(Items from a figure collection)
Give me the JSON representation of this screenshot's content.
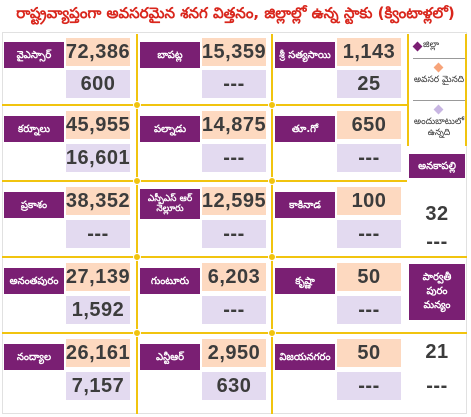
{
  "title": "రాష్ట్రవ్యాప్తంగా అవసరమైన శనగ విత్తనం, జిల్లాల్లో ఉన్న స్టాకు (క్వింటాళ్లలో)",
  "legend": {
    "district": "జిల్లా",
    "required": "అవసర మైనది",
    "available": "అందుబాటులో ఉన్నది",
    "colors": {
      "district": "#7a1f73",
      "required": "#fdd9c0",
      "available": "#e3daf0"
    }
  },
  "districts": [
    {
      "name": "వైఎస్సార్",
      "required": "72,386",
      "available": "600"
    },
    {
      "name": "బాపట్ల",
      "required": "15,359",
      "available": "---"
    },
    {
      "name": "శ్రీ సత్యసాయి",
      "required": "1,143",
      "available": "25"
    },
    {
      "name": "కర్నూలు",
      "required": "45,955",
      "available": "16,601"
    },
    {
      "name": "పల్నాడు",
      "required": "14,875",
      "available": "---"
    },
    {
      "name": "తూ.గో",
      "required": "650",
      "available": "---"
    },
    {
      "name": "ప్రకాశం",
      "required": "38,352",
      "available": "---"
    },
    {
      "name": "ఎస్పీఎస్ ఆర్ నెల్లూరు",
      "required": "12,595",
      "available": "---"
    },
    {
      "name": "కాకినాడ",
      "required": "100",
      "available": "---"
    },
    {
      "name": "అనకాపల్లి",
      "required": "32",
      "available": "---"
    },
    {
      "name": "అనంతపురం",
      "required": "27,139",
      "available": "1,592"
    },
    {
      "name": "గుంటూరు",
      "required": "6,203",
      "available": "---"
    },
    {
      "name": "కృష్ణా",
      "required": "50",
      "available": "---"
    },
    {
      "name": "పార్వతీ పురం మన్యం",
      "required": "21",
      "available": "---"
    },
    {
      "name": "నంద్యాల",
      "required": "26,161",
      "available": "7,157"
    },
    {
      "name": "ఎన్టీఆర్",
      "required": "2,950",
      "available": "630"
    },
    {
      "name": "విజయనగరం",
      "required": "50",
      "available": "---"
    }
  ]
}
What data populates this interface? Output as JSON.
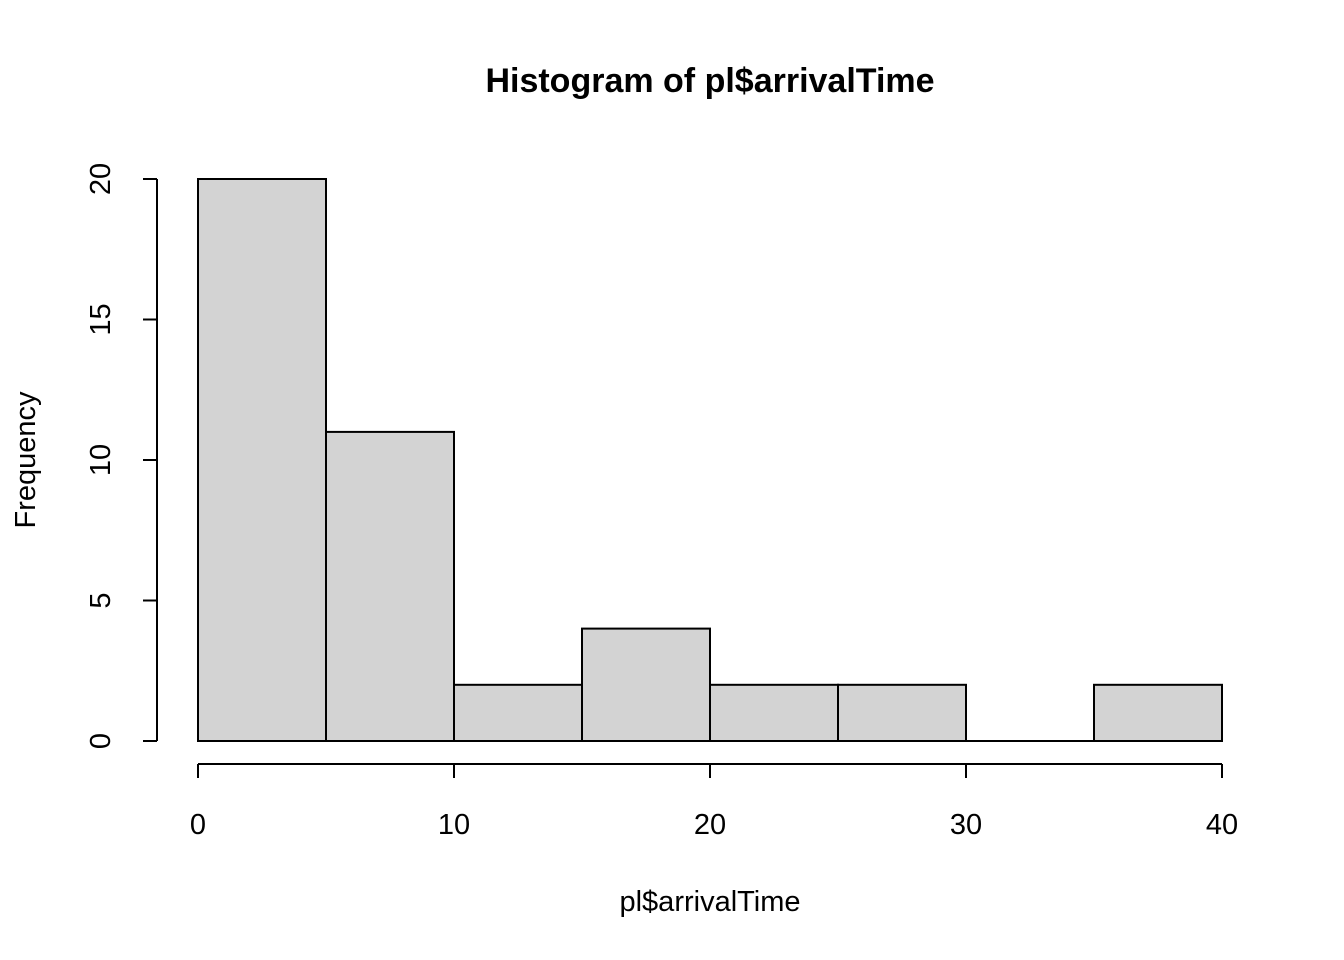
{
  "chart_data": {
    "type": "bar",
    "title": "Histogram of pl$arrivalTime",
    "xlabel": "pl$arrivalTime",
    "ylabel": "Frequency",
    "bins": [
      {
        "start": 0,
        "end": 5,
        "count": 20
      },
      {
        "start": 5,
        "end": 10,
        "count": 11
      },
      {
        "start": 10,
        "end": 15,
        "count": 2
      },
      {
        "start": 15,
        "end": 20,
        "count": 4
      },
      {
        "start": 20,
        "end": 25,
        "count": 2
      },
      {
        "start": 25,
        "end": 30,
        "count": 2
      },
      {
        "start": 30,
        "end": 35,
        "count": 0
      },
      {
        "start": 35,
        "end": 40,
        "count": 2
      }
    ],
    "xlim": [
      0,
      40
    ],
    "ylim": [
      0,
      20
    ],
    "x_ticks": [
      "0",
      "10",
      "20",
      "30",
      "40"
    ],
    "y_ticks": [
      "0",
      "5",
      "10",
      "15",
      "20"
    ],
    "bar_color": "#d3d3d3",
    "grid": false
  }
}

==

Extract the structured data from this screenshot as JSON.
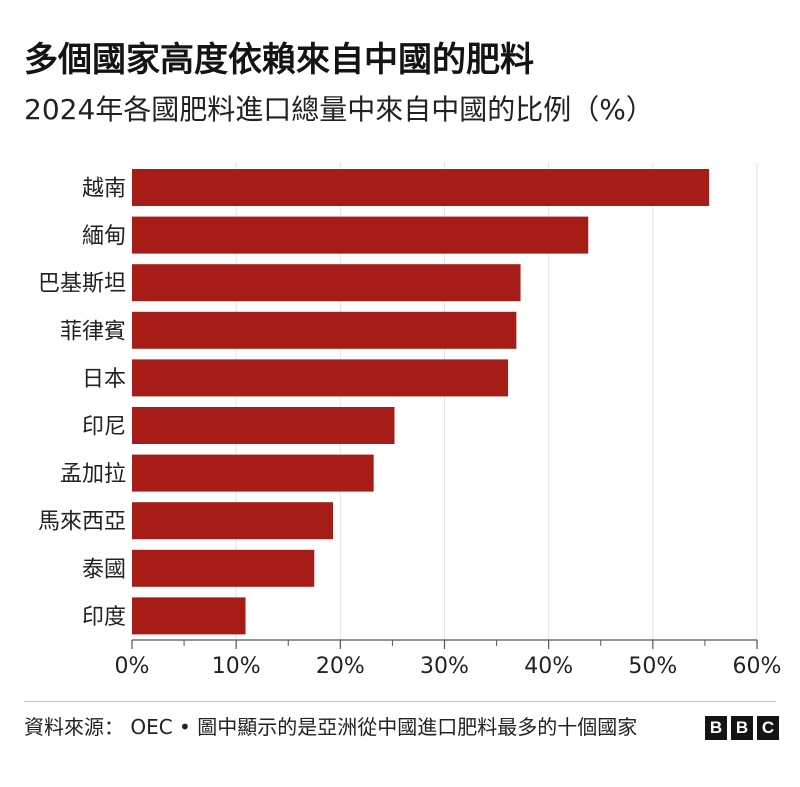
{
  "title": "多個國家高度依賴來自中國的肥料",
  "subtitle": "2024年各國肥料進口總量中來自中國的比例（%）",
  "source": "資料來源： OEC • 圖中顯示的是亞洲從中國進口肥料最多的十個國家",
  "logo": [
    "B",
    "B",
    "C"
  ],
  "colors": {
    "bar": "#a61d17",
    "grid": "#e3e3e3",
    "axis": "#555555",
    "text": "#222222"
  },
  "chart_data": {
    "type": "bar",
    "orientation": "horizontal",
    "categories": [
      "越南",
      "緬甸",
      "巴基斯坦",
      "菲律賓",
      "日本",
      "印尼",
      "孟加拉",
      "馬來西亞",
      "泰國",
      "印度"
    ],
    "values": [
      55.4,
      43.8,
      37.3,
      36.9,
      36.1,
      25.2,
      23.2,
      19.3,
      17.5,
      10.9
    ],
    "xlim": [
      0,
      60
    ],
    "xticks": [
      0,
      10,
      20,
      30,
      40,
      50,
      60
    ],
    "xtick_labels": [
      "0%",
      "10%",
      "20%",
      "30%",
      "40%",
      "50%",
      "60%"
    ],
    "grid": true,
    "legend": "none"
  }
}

*THE PROBLEM*. Go through the lines above. Select every one that has the string "start".

*CORRECT OUTPUT*.
        "start": 0,
        "start": 5,
        "start": 10,
        "start": 15,
        "start": 20,
        "start": 25,
        "start": 30,
        "start": 35,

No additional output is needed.